◆ **What you need to do**
Leave out the pictures and repeat the data exactly.

— start Records to process —

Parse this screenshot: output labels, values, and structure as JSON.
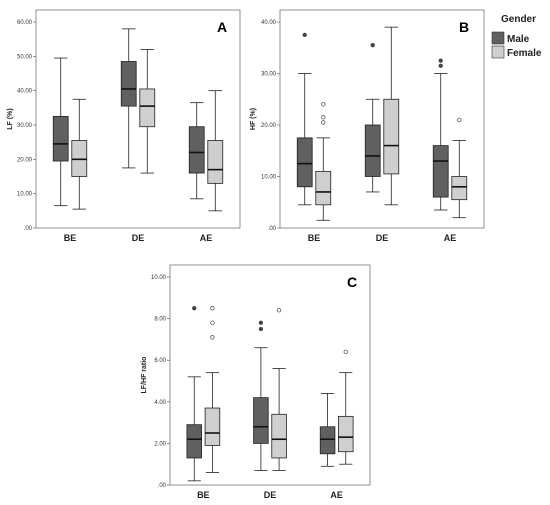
{
  "legend": {
    "title": "Gender",
    "entries": [
      {
        "name": "Male",
        "color": "#606060"
      },
      {
        "name": "Female",
        "color": "#cfcfcf"
      }
    ]
  },
  "chart_data": [
    {
      "type": "box",
      "panel_label": "A",
      "ylabel": "LF (%)",
      "ylim": [
        0,
        60
      ],
      "yticks": [
        ".00",
        "10.00",
        "20.00",
        "30.00",
        "40.00",
        "50.00",
        "60.00"
      ],
      "categories": [
        "BE",
        "DE",
        "AE"
      ],
      "series": [
        {
          "name": "Male",
          "boxes": [
            {
              "min": 6.5,
              "q1": 19.5,
              "median": 24.5,
              "q3": 32.5,
              "max": 49.5,
              "outliers": []
            },
            {
              "min": 17.5,
              "q1": 35.5,
              "median": 40.5,
              "q3": 48.5,
              "max": 58.0,
              "outliers": []
            },
            {
              "min": 8.5,
              "q1": 16.0,
              "median": 22.0,
              "q3": 29.5,
              "max": 36.5,
              "outliers": []
            }
          ]
        },
        {
          "name": "Female",
          "boxes": [
            {
              "min": 5.5,
              "q1": 15.0,
              "median": 20.0,
              "q3": 25.5,
              "max": 37.5,
              "outliers": []
            },
            {
              "min": 16.0,
              "q1": 29.5,
              "median": 35.5,
              "q3": 40.5,
              "max": 52.0,
              "outliers": []
            },
            {
              "min": 5.0,
              "q1": 13.0,
              "median": 17.0,
              "q3": 25.5,
              "max": 40.0,
              "outliers": []
            }
          ]
        }
      ]
    },
    {
      "type": "box",
      "panel_label": "B",
      "ylabel": "HF (%)",
      "ylim": [
        0,
        40
      ],
      "yticks": [
        ".00",
        "10.00",
        "20.00",
        "30.00",
        "40.00"
      ],
      "categories": [
        "BE",
        "DE",
        "AE"
      ],
      "series": [
        {
          "name": "Male",
          "boxes": [
            {
              "min": 4.5,
              "q1": 8.0,
              "median": 12.5,
              "q3": 17.5,
              "max": 30.0,
              "outliers": [
                37.5
              ]
            },
            {
              "min": 7.0,
              "q1": 10.0,
              "median": 14.0,
              "q3": 20.0,
              "max": 25.0,
              "outliers": [
                35.5
              ]
            },
            {
              "min": 3.5,
              "q1": 6.0,
              "median": 13.0,
              "q3": 16.0,
              "max": 30.0,
              "outliers": [
                31.5,
                32.5
              ]
            }
          ]
        },
        {
          "name": "Female",
          "boxes": [
            {
              "min": 1.5,
              "q1": 4.5,
              "median": 7.0,
              "q3": 11.0,
              "max": 17.5,
              "outliers": [
                20.5,
                21.5,
                24.0
              ]
            },
            {
              "min": 4.5,
              "q1": 10.5,
              "median": 16.0,
              "q3": 25.0,
              "max": 39.0,
              "outliers": []
            },
            {
              "min": 2.0,
              "q1": 5.5,
              "median": 8.0,
              "q3": 10.0,
              "max": 17.0,
              "outliers": [
                21.0
              ]
            }
          ]
        }
      ]
    },
    {
      "type": "box",
      "panel_label": "C",
      "ylabel": "LF/HF ratio",
      "ylim": [
        0,
        10
      ],
      "yticks": [
        ".00",
        "2.00",
        "4.00",
        "6.00",
        "8.00",
        "10.00"
      ],
      "categories": [
        "BE",
        "DE",
        "AE"
      ],
      "series": [
        {
          "name": "Male",
          "boxes": [
            {
              "min": 0.2,
              "q1": 1.3,
              "median": 2.2,
              "q3": 2.9,
              "max": 5.2,
              "outliers": [
                8.5
              ]
            },
            {
              "min": 0.7,
              "q1": 2.0,
              "median": 2.8,
              "q3": 4.2,
              "max": 6.6,
              "outliers": [
                7.5,
                7.8
              ]
            },
            {
              "min": 0.9,
              "q1": 1.5,
              "median": 2.2,
              "q3": 2.8,
              "max": 4.4,
              "outliers": []
            }
          ]
        },
        {
          "name": "Female",
          "boxes": [
            {
              "min": 0.6,
              "q1": 1.9,
              "median": 2.5,
              "q3": 3.7,
              "max": 5.4,
              "outliers": [
                7.1,
                7.8,
                8.5
              ]
            },
            {
              "min": 0.7,
              "q1": 1.3,
              "median": 2.2,
              "q3": 3.4,
              "max": 5.6,
              "outliers": [
                8.4
              ]
            },
            {
              "min": 1.0,
              "q1": 1.6,
              "median": 2.3,
              "q3": 3.3,
              "max": 5.4,
              "outliers": [
                6.4
              ]
            }
          ]
        }
      ]
    }
  ]
}
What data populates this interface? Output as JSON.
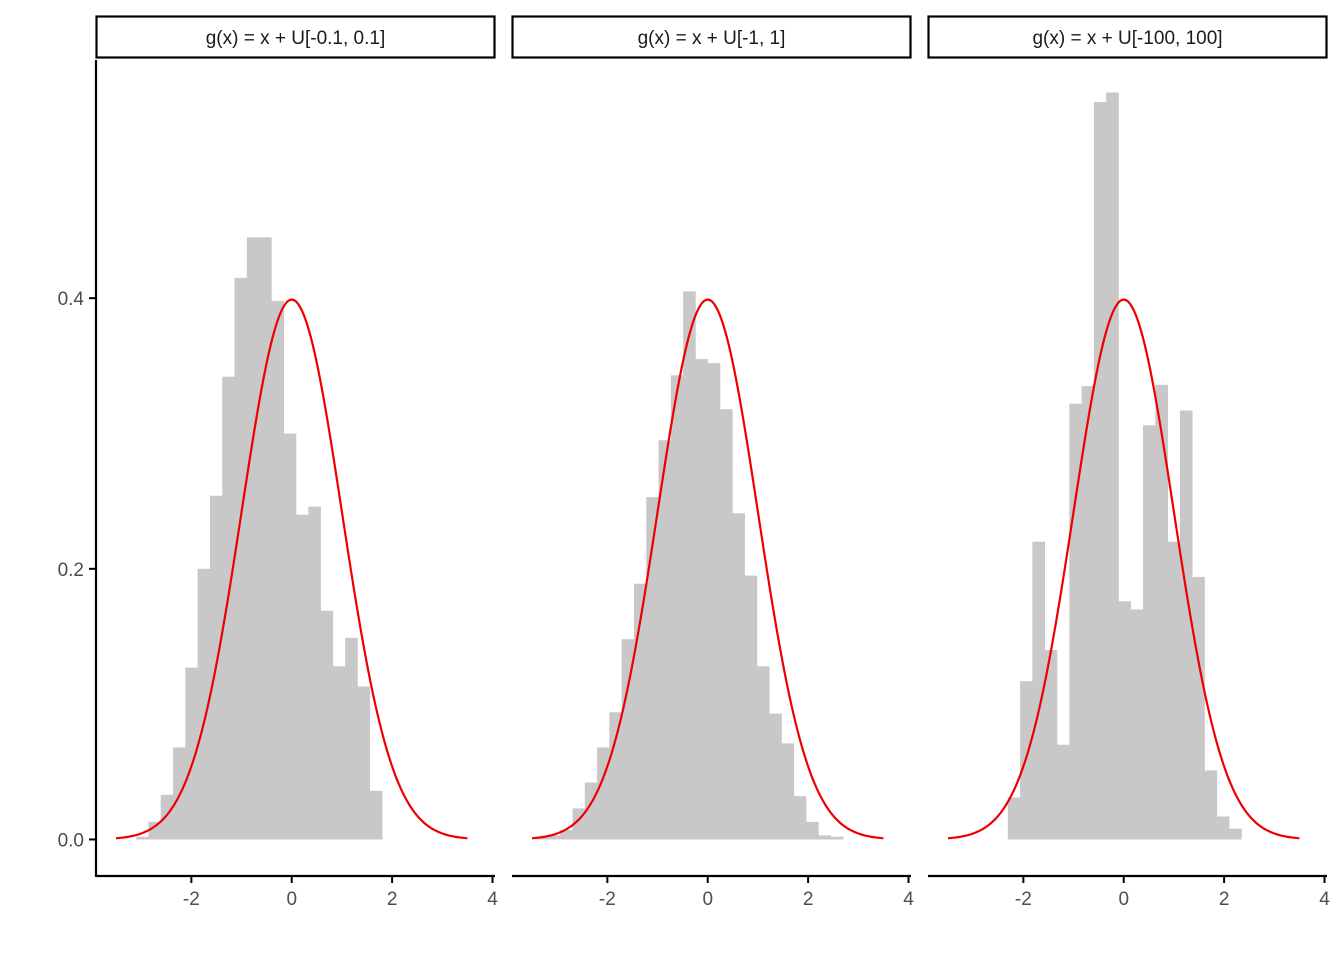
{
  "colors": {
    "bars": "#c8c8c8",
    "curve": "#ee0000",
    "axis": "#000000",
    "tick_label": "#4d4d4d",
    "strip_border": "#000000",
    "strip_text": "#1a1a1a"
  },
  "chart_data": {
    "type": "bar",
    "layout": "facet-3-columns",
    "grid": false,
    "legend": "none",
    "x_ticks": [
      "-2",
      "0",
      "2",
      "4"
    ],
    "y_ticks": [
      "0.0",
      "0.2",
      "0.4"
    ],
    "xlim": [
      -3.9,
      4.05
    ],
    "ylim": [
      -0.027,
      0.576
    ],
    "bin_width": 0.245,
    "overlay": {
      "type": "line",
      "function": "standard-normal-density",
      "x_range": [
        -3.5,
        3.5
      ]
    },
    "panels": [
      {
        "strip": "g(x) = x + U[-0.1, 0.1]",
        "bin_start": -3.1,
        "density": [
          0.002,
          0.013,
          0.033,
          0.068,
          0.127,
          0.2,
          0.254,
          0.342,
          0.415,
          0.445,
          0.445,
          0.398,
          0.3,
          0.24,
          0.246,
          0.169,
          0.128,
          0.149,
          0.113,
          0.036
        ]
      },
      {
        "strip": "g(x) = x + U[-1, 1]",
        "bin_start": -3.43,
        "density": [
          0.002,
          0.003,
          0.007,
          0.023,
          0.042,
          0.068,
          0.094,
          0.148,
          0.189,
          0.253,
          0.295,
          0.343,
          0.405,
          0.355,
          0.352,
          0.318,
          0.241,
          0.195,
          0.128,
          0.093,
          0.071,
          0.032,
          0.013,
          0.003,
          0.002
        ]
      },
      {
        "strip": "g(x) = x + U[-100, 100]",
        "bin_start": -2.31,
        "density": [
          0.031,
          0.117,
          0.22,
          0.14,
          0.07,
          0.322,
          0.335,
          0.545,
          0.552,
          0.176,
          0.17,
          0.306,
          0.336,
          0.22,
          0.317,
          0.194,
          0.051,
          0.017,
          0.008
        ]
      }
    ]
  }
}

— end Records to process —

◆ **Result below**
Parse this screenshot: output labels, values, and structure as JSON.
{
  "legend": {
    "title": "Gender",
    "entries": [
      {
        "name": "Male",
        "color": "#606060"
      },
      {
        "name": "Female",
        "color": "#cfcfcf"
      }
    ]
  },
  "chart_data": [
    {
      "type": "box",
      "panel_label": "A",
      "ylabel": "LF (%)",
      "ylim": [
        0,
        60
      ],
      "yticks": [
        ".00",
        "10.00",
        "20.00",
        "30.00",
        "40.00",
        "50.00",
        "60.00"
      ],
      "categories": [
        "BE",
        "DE",
        "AE"
      ],
      "series": [
        {
          "name": "Male",
          "boxes": [
            {
              "min": 6.5,
              "q1": 19.5,
              "median": 24.5,
              "q3": 32.5,
              "max": 49.5,
              "outliers": []
            },
            {
              "min": 17.5,
              "q1": 35.5,
              "median": 40.5,
              "q3": 48.5,
              "max": 58.0,
              "outliers": []
            },
            {
              "min": 8.5,
              "q1": 16.0,
              "median": 22.0,
              "q3": 29.5,
              "max": 36.5,
              "outliers": []
            }
          ]
        },
        {
          "name": "Female",
          "boxes": [
            {
              "min": 5.5,
              "q1": 15.0,
              "median": 20.0,
              "q3": 25.5,
              "max": 37.5,
              "outliers": []
            },
            {
              "min": 16.0,
              "q1": 29.5,
              "median": 35.5,
              "q3": 40.5,
              "max": 52.0,
              "outliers": []
            },
            {
              "min": 5.0,
              "q1": 13.0,
              "median": 17.0,
              "q3": 25.5,
              "max": 40.0,
              "outliers": []
            }
          ]
        }
      ]
    },
    {
      "type": "box",
      "panel_label": "B",
      "ylabel": "HF (%)",
      "ylim": [
        0,
        40
      ],
      "yticks": [
        ".00",
        "10.00",
        "20.00",
        "30.00",
        "40.00"
      ],
      "categories": [
        "BE",
        "DE",
        "AE"
      ],
      "series": [
        {
          "name": "Male",
          "boxes": [
            {
              "min": 4.5,
              "q1": 8.0,
              "median": 12.5,
              "q3": 17.5,
              "max": 30.0,
              "outliers": [
                37.5
              ]
            },
            {
              "min": 7.0,
              "q1": 10.0,
              "median": 14.0,
              "q3": 20.0,
              "max": 25.0,
              "outliers": [
                35.5
              ]
            },
            {
              "min": 3.5,
              "q1": 6.0,
              "median": 13.0,
              "q3": 16.0,
              "max": 30.0,
              "outliers": [
                31.5,
                32.5
              ]
            }
          ]
        },
        {
          "name": "Female",
          "boxes": [
            {
              "min": 1.5,
              "q1": 4.5,
              "median": 7.0,
              "q3": 11.0,
              "max": 17.5,
              "outliers": [
                20.5,
                21.5,
                24.0
              ]
            },
            {
              "min": 4.5,
              "q1": 10.5,
              "median": 16.0,
              "q3": 25.0,
              "max": 39.0,
              "outliers": []
            },
            {
              "min": 2.0,
              "q1": 5.5,
              "median": 8.0,
              "q3": 10.0,
              "max": 17.0,
              "outliers": [
                21.0
              ]
            }
          ]
        }
      ]
    },
    {
      "type": "box",
      "panel_label": "C",
      "ylabel": "LF/HF ratio",
      "ylim": [
        0,
        10
      ],
      "yticks": [
        ".00",
        "2.00",
        "4.00",
        "6.00",
        "8.00",
        "10.00"
      ],
      "categories": [
        "BE",
        "DE",
        "AE"
      ],
      "series": [
        {
          "name": "Male",
          "boxes": [
            {
              "min": 0.2,
              "q1": 1.3,
              "median": 2.2,
              "q3": 2.9,
              "max": 5.2,
              "outliers": [
                8.5
              ]
            },
            {
              "min": 0.7,
              "q1": 2.0,
              "median": 2.8,
              "q3": 4.2,
              "max": 6.6,
              "outliers": [
                7.5,
                7.8
              ]
            },
            {
              "min": 0.9,
              "q1": 1.5,
              "median": 2.2,
              "q3": 2.8,
              "max": 4.4,
              "outliers": []
            }
          ]
        },
        {
          "name": "Female",
          "boxes": [
            {
              "min": 0.6,
              "q1": 1.9,
              "median": 2.5,
              "q3": 3.7,
              "max": 5.4,
              "outliers": [
                7.1,
                7.8,
                8.5
              ]
            },
            {
              "min": 0.7,
              "q1": 1.3,
              "median": 2.2,
              "q3": 3.4,
              "max": 5.6,
              "outliers": [
                8.4
              ]
            },
            {
              "min": 1.0,
              "q1": 1.6,
              "median": 2.3,
              "q3": 3.3,
              "max": 5.4,
              "outliers": [
                6.4
              ]
            }
          ]
        }
      ]
    }
  ]
}
What data populates this interface? Output as JSON.
{
  "colors": {
    "bars": "#c8c8c8",
    "curve": "#ee0000",
    "axis": "#000000",
    "tick_label": "#4d4d4d",
    "strip_border": "#000000",
    "strip_text": "#1a1a1a"
  },
  "chart_data": {
    "type": "bar",
    "layout": "facet-3-columns",
    "grid": false,
    "legend": "none",
    "x_ticks": [
      "-2",
      "0",
      "2",
      "4"
    ],
    "y_ticks": [
      "0.0",
      "0.2",
      "0.4"
    ],
    "xlim": [
      -3.9,
      4.05
    ],
    "ylim": [
      -0.027,
      0.576
    ],
    "bin_width": 0.245,
    "overlay": {
      "type": "line",
      "function": "standard-normal-density",
      "x_range": [
        -3.5,
        3.5
      ]
    },
    "panels": [
      {
        "strip": "g(x) = x + U[-0.1, 0.1]",
        "bin_start": -3.1,
        "density": [
          0.002,
          0.013,
          0.033,
          0.068,
          0.127,
          0.2,
          0.254,
          0.342,
          0.415,
          0.445,
          0.445,
          0.398,
          0.3,
          0.24,
          0.246,
          0.169,
          0.128,
          0.149,
          0.113,
          0.036
        ]
      },
      {
        "strip": "g(x) = x + U[-1, 1]",
        "bin_start": -3.43,
        "density": [
          0.002,
          0.003,
          0.007,
          0.023,
          0.042,
          0.068,
          0.094,
          0.148,
          0.189,
          0.253,
          0.295,
          0.343,
          0.405,
          0.355,
          0.352,
          0.318,
          0.241,
          0.195,
          0.128,
          0.093,
          0.071,
          0.032,
          0.013,
          0.003,
          0.002
        ]
      },
      {
        "strip": "g(x) = x + U[-100, 100]",
        "bin_start": -2.31,
        "density": [
          0.031,
          0.117,
          0.22,
          0.14,
          0.07,
          0.322,
          0.335,
          0.545,
          0.552,
          0.176,
          0.17,
          0.306,
          0.336,
          0.22,
          0.317,
          0.194,
          0.051,
          0.017,
          0.008
        ]
      }
    ]
  }
}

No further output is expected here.